-- START INPUT --
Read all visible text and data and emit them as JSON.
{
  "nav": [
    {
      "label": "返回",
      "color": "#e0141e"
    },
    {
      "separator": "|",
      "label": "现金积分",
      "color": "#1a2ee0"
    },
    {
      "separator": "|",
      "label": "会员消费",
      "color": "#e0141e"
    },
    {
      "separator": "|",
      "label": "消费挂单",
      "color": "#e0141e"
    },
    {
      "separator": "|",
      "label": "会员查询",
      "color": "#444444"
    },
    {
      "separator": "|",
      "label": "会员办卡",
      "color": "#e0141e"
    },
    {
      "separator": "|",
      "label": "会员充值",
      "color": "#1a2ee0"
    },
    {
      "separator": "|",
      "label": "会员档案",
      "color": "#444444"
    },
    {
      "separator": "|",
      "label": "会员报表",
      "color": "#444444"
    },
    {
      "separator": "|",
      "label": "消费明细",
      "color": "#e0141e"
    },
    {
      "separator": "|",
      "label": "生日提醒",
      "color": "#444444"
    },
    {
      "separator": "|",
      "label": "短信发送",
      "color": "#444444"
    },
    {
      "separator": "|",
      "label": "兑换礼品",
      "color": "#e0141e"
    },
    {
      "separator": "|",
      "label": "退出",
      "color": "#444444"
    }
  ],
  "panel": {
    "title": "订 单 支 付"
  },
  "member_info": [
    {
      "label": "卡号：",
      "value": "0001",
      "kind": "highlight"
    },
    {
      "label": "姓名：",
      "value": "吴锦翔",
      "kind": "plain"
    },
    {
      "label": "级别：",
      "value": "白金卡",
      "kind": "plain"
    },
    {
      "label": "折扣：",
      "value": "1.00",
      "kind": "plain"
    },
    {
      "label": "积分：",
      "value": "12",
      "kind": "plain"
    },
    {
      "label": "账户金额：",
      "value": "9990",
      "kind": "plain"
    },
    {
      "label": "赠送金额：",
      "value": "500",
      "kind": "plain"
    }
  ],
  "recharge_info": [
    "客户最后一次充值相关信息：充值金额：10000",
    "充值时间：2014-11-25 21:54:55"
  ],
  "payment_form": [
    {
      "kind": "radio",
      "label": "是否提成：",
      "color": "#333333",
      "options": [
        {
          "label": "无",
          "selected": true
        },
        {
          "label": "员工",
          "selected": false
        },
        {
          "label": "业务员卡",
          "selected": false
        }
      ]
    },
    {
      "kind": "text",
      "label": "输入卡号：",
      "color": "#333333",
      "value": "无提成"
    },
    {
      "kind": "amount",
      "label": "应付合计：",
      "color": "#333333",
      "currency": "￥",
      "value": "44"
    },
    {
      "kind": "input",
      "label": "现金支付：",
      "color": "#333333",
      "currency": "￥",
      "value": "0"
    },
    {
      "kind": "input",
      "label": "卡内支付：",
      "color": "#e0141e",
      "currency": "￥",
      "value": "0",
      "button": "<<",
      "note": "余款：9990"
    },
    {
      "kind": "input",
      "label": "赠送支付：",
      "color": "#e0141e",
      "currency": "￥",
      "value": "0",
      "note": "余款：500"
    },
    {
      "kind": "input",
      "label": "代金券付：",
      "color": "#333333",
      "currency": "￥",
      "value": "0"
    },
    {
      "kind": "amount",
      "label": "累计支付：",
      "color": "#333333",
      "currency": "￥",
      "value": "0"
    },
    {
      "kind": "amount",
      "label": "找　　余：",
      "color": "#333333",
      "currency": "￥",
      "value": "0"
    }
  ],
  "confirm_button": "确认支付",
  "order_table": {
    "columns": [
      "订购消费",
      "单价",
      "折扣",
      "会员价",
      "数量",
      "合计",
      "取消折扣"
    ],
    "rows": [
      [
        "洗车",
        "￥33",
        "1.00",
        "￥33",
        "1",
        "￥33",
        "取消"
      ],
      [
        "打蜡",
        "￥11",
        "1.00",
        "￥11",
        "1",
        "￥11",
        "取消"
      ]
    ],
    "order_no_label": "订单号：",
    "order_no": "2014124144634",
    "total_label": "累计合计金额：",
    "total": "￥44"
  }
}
-- END INPUT --
STATED PROBLEM → Every line above should be written out again exactly as it stands.

RESPONSE TO THE TASK →
Read all visible text and data and emit them as JSON.
{
  "nav": [
    {
      "label": "返回",
      "color": "#e0141e"
    },
    {
      "separator": "|",
      "label": "现金积分",
      "color": "#1a2ee0"
    },
    {
      "separator": "|",
      "label": "会员消费",
      "color": "#e0141e"
    },
    {
      "separator": "|",
      "label": "消费挂单",
      "color": "#e0141e"
    },
    {
      "separator": "|",
      "label": "会员查询",
      "color": "#444444"
    },
    {
      "separator": "|",
      "label": "会员办卡",
      "color": "#e0141e"
    },
    {
      "separator": "|",
      "label": "会员充值",
      "color": "#1a2ee0"
    },
    {
      "separator": "|",
      "label": "会员档案",
      "color": "#444444"
    },
    {
      "separator": "|",
      "label": "会员报表",
      "color": "#444444"
    },
    {
      "separator": "|",
      "label": "消费明细",
      "color": "#e0141e"
    },
    {
      "separator": "|",
      "label": "生日提醒",
      "color": "#444444"
    },
    {
      "separator": "|",
      "label": "短信发送",
      "color": "#444444"
    },
    {
      "separator": "|",
      "label": "兑换礼品",
      "color": "#e0141e"
    },
    {
      "separator": "|",
      "label": "退出",
      "color": "#444444"
    }
  ],
  "panel": {
    "title": "订 单 支 付"
  },
  "member_info": [
    {
      "label": "卡号：",
      "value": "0001",
      "kind": "highlight"
    },
    {
      "label": "姓名：",
      "value": "吴锦翔",
      "kind": "plain"
    },
    {
      "label": "级别：",
      "value": "白金卡",
      "kind": "plain"
    },
    {
      "label": "折扣：",
      "value": "1.00",
      "kind": "plain"
    },
    {
      "label": "积分：",
      "value": "12",
      "kind": "plain"
    },
    {
      "label": "账户金额：",
      "value": "9990",
      "kind": "plain"
    },
    {
      "label": "赠送金额：",
      "value": "500",
      "kind": "plain"
    }
  ],
  "recharge_info": [
    "客户最后一次充值相关信息：充值金额：10000",
    "充值时间：2014-11-25 21:54:55"
  ],
  "payment_form": [
    {
      "kind": "radio",
      "label": "是否提成：",
      "color": "#333333",
      "options": [
        {
          "label": "无",
          "selected": true
        },
        {
          "label": "员工",
          "selected": false
        },
        {
          "label": "业务员卡",
          "selected": false
        }
      ]
    },
    {
      "kind": "text",
      "label": "输入卡号：",
      "color": "#333333",
      "value": "无提成"
    },
    {
      "kind": "amount",
      "label": "应付合计：",
      "color": "#333333",
      "currency": "￥",
      "value": "44"
    },
    {
      "kind": "input",
      "label": "现金支付：",
      "color": "#333333",
      "currency": "￥",
      "value": "0"
    },
    {
      "kind": "input",
      "label": "卡内支付：",
      "color": "#e0141e",
      "currency": "￥",
      "value": "0",
      "button": "<<",
      "note": "余款：9990"
    },
    {
      "kind": "input",
      "label": "赠送支付：",
      "color": "#e0141e",
      "currency": "￥",
      "value": "0",
      "note": "余款：500"
    },
    {
      "kind": "input",
      "label": "代金券付：",
      "color": "#333333",
      "currency": "￥",
      "value": "0"
    },
    {
      "kind": "amount",
      "label": "累计支付：",
      "color": "#333333",
      "currency": "￥",
      "value": "0"
    },
    {
      "kind": "amount",
      "label": "找　　余：",
      "color": "#333333",
      "currency": "￥",
      "value": "0"
    }
  ],
  "confirm_button": "确认支付",
  "order_table": {
    "columns": [
      "订购消费",
      "单价",
      "折扣",
      "会员价",
      "数量",
      "合计",
      "取消折扣"
    ],
    "rows": [
      [
        "洗车",
        "￥33",
        "1.00",
        "￥33",
        "1",
        "￥33",
        "取消"
      ],
      [
        "打蜡",
        "￥11",
        "1.00",
        "￥11",
        "1",
        "￥11",
        "取消"
      ]
    ],
    "order_no_label": "订单号：",
    "order_no": "2014124144634",
    "total_label": "累计合计金额：",
    "total": "￥44"
  }
}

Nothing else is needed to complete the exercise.